Every record here needs to be written out again exactly.

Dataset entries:

===

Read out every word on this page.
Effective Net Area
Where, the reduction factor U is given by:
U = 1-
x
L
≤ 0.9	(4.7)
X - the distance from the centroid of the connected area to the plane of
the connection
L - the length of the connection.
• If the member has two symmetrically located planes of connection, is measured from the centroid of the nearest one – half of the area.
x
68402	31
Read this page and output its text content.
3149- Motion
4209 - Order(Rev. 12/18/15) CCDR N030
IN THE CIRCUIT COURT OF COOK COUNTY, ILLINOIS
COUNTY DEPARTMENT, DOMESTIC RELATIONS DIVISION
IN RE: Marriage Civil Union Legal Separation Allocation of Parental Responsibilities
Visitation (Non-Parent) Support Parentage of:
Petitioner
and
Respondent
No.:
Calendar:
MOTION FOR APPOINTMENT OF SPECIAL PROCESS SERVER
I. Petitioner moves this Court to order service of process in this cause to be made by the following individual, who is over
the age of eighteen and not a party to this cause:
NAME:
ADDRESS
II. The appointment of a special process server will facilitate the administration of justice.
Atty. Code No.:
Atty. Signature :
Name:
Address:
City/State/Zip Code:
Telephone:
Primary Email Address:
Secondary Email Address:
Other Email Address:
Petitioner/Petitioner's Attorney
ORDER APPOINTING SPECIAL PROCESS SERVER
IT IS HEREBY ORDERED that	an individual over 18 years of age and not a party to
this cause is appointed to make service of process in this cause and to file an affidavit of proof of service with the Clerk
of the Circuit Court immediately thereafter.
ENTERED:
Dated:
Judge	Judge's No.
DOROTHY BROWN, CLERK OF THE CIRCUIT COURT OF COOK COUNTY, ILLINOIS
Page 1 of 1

===

#### Response to the task:
Read out every word on this page.
Effective Net Area
Where, the reduction factor U is given by:
U = 1-
x
L
≤ 0.9	(4.7)
X - the distance from the centroid of the connected area to the plane of
the connection
L - the length of the connection.
• If the member has two symmetrically located planes of connection, is measured from the centroid of the nearest one – half of the area.
x
68402	31
Read this page and output its text content.
3149- Motion
4209 - Order(Rev. 12/18/15) CCDR N030
IN THE CIRCUIT COURT OF COOK COUNTY, ILLINOIS
COUNTY DEPARTMENT, DOMESTIC RELATIONS DIVISION
IN RE: Marriage Civil Union Legal Separation Allocation of Parental Responsibilities
Visitation (Non-Parent) Support Parentage of:
Petitioner
and
Respondent
No.:
Calendar:
MOTION FOR APPOINTMENT OF SPECIAL PROCESS SERVER
I. Petitioner moves this Court to order service of process in this cause to be made by the following individual, who is over
the age of eighteen and not a party to this cause:
NAME:
ADDRESS
II. The appointment of a special process server will facilitate the administration of justice.
Atty. Code No.:
Atty. Signature :
Name:
Address:
City/State/Zip Code:
Telephone:
Primary Email Address:
Secondary Email Address:
Other Email Address:
Petitioner/Petitioner's Attorney
ORDER APPOINTING SPECIAL PROCESS SERVER
IT IS HEREBY ORDERED that	an individual over 18 years of age and not a party to
this cause is appointed to make service of process in this cause and to file an affidavit of proof of service with the Clerk
of the Circuit Court immediately thereafter.
ENTERED:
Dated:
Judge	Judge's No.
DOROTHY BROWN, CLERK OF THE CIRCUIT COURT OF COOK COUNTY, ILLINOIS
Page 1 of 1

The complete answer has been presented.